**Written instruction**
From the entries below, count the lines with "grid". Write only the count.

**Excerpted data**
## BEGIN

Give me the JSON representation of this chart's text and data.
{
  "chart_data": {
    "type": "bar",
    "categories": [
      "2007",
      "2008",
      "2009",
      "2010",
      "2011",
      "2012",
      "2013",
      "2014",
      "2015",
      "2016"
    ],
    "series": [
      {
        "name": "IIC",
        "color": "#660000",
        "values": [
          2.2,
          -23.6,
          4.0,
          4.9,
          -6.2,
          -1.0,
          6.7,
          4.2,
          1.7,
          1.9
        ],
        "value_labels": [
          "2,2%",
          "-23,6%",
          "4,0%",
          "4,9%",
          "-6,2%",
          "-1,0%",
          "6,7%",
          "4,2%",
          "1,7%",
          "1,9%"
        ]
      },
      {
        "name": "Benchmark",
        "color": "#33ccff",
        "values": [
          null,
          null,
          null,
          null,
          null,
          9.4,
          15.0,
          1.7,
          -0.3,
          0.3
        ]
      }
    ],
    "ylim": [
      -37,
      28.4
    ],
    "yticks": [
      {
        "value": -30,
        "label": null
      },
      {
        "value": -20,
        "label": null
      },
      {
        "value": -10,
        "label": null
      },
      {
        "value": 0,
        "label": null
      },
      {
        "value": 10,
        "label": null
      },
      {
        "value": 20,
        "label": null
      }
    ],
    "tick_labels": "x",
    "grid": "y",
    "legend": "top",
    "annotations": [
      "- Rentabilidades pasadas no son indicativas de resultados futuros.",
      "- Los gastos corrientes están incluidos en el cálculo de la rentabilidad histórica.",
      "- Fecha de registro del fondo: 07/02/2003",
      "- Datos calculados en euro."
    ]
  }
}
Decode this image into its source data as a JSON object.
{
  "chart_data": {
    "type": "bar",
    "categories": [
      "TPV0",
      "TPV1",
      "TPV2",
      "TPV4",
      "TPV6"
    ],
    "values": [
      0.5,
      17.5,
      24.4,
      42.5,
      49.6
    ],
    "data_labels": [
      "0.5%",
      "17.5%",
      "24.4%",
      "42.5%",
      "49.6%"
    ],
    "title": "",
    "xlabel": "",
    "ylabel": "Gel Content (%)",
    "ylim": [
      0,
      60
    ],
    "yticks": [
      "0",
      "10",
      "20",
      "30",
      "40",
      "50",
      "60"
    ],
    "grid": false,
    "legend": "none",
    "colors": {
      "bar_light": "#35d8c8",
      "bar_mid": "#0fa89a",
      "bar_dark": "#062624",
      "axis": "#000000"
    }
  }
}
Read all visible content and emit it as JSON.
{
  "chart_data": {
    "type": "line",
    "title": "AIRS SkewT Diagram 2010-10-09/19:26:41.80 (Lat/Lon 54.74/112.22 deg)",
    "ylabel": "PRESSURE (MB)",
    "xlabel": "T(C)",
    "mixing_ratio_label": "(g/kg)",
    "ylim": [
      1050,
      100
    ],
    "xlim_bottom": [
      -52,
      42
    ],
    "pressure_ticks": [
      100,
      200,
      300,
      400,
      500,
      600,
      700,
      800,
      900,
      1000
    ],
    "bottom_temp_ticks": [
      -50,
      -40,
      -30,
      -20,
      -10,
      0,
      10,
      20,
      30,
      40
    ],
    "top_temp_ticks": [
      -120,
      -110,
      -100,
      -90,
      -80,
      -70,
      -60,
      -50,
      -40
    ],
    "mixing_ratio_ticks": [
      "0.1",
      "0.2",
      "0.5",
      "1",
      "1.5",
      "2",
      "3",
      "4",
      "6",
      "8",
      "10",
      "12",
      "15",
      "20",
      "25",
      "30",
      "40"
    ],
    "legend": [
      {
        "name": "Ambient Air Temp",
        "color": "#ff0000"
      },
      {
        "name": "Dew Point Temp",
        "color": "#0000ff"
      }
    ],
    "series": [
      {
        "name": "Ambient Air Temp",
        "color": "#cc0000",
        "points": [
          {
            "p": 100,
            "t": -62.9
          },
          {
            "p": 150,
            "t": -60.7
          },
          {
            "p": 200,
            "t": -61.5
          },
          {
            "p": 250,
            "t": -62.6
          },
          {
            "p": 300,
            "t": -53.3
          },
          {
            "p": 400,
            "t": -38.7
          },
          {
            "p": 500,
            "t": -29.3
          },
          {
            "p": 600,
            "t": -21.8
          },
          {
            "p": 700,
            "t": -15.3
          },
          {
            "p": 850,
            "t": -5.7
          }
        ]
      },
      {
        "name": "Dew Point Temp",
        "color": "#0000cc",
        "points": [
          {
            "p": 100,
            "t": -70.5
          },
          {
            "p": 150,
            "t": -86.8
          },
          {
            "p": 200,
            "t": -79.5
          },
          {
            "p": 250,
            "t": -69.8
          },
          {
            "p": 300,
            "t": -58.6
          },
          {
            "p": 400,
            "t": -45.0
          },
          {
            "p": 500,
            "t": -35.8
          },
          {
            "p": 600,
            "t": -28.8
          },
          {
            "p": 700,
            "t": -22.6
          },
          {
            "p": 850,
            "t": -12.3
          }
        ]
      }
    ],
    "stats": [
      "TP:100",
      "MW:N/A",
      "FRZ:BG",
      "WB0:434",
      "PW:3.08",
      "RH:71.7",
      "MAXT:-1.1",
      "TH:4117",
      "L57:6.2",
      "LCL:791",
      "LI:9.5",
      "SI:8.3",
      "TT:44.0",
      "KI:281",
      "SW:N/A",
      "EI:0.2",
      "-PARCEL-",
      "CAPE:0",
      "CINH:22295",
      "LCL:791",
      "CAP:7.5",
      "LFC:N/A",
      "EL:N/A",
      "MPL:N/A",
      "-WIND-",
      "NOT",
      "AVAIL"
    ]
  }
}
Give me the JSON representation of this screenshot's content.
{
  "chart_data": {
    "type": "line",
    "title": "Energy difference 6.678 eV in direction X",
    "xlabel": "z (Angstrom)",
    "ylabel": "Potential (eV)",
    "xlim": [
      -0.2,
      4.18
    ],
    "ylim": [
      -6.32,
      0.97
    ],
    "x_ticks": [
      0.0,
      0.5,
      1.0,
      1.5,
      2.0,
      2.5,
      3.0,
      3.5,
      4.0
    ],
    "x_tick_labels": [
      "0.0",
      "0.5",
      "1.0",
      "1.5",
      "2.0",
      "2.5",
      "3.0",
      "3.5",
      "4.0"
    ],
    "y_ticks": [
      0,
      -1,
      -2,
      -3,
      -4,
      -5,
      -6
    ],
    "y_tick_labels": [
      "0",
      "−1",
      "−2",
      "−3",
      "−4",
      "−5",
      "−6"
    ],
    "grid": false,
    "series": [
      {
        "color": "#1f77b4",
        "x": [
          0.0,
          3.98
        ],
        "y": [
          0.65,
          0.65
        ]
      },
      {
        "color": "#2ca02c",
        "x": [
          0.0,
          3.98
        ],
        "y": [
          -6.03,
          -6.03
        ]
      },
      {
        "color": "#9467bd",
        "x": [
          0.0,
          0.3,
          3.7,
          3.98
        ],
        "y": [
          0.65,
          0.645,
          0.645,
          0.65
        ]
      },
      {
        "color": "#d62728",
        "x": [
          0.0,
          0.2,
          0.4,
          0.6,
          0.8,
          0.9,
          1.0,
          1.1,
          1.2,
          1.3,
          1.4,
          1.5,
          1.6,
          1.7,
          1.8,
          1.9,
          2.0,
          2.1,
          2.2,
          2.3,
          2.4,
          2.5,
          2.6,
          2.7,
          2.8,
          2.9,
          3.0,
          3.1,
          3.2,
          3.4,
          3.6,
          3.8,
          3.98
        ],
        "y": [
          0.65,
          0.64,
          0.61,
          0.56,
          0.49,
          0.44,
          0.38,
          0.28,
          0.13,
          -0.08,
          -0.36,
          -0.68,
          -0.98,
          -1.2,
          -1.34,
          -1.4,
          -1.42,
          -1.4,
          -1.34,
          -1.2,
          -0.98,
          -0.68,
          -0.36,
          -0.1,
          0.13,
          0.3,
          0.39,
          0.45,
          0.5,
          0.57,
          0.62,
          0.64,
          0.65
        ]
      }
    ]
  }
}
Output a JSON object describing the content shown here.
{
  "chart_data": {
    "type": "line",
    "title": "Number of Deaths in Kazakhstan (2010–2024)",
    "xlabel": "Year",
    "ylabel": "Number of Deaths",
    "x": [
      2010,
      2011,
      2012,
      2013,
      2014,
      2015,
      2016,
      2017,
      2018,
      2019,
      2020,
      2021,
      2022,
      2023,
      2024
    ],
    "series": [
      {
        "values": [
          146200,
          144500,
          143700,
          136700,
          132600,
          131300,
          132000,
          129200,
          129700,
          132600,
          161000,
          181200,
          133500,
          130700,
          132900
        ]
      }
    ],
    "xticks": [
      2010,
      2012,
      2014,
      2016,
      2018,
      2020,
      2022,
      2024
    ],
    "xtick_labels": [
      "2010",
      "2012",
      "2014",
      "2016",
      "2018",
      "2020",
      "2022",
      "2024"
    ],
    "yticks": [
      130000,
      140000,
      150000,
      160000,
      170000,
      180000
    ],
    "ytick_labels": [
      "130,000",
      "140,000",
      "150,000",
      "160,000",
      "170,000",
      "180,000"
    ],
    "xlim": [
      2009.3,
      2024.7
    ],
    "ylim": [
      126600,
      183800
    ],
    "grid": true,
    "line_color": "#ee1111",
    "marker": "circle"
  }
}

## END

**The solution**
4